-------- DATA FOR THIS EXERCISE

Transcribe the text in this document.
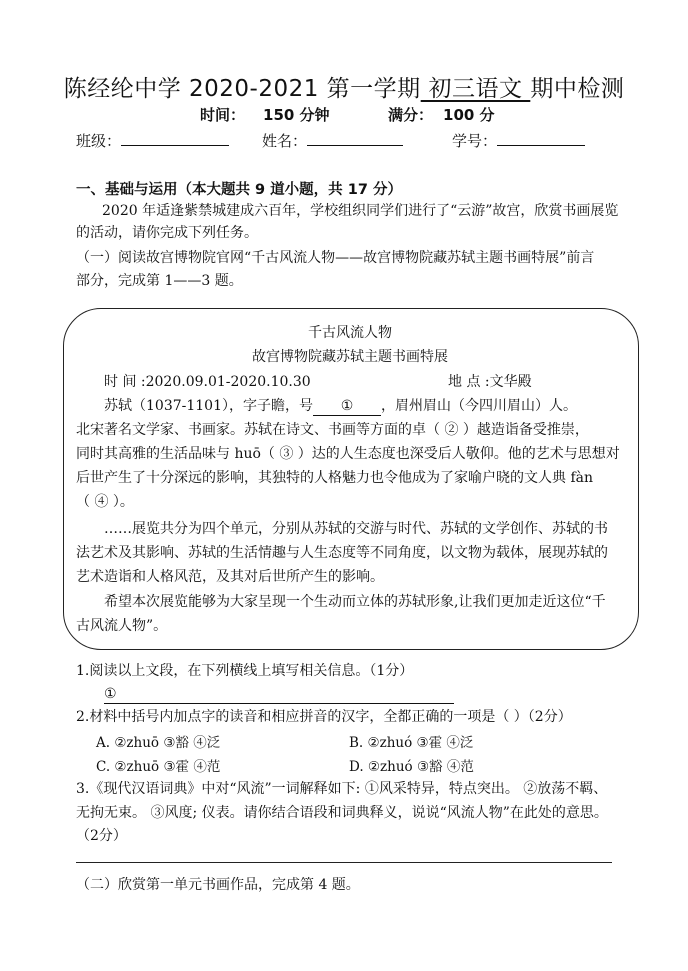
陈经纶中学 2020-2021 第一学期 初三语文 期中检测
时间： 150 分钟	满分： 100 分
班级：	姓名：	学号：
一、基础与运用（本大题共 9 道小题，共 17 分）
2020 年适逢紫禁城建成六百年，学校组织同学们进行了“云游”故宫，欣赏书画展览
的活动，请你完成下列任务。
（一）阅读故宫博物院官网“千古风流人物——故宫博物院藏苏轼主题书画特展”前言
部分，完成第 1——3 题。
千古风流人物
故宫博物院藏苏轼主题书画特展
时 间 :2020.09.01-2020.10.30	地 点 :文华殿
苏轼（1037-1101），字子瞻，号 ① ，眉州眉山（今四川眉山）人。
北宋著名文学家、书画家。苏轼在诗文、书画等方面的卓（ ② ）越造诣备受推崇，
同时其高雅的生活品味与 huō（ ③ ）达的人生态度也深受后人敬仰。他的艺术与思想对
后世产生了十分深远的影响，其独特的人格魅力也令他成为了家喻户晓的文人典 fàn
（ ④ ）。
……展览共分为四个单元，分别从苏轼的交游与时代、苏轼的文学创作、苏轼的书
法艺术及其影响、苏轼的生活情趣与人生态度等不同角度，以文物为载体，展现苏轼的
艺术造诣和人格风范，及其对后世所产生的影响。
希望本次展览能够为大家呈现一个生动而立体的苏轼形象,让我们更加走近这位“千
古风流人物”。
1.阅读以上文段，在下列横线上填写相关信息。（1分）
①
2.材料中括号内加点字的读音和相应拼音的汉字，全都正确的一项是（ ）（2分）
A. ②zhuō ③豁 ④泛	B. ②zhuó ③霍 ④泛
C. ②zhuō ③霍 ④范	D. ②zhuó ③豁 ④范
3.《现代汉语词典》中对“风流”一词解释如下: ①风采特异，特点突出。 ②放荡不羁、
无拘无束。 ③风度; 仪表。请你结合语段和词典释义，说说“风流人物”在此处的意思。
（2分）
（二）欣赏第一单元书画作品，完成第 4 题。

----------------
-------- DATA FOR THIS EXERCISE

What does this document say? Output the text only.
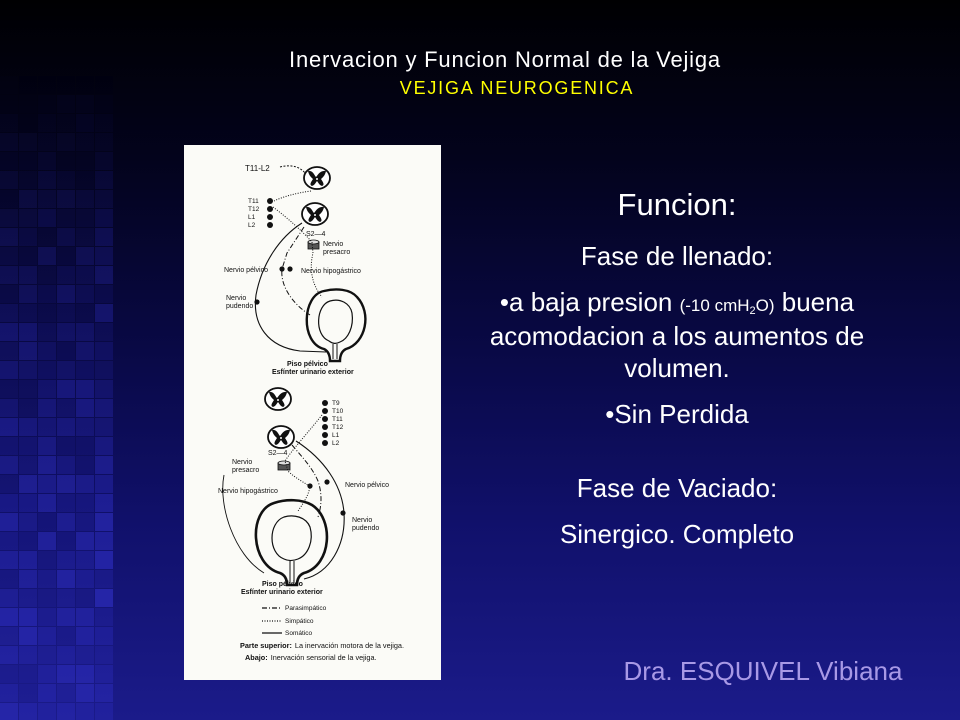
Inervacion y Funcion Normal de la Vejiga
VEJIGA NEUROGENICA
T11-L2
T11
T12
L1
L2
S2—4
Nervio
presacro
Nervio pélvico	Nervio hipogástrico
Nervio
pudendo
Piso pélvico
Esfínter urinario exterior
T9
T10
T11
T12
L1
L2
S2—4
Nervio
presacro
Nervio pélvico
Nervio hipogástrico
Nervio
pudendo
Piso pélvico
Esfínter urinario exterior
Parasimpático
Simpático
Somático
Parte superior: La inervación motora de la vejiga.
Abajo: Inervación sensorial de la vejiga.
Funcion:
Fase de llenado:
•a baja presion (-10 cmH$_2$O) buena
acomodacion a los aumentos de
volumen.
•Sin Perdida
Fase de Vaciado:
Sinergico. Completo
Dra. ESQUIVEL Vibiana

----------------

• **REQUIRED TASK**
Examine the listing and say how many of its lines contain the string "千古风流人物". Give the number alone.

• **SOLUTION TO THIS PROBLEM**
2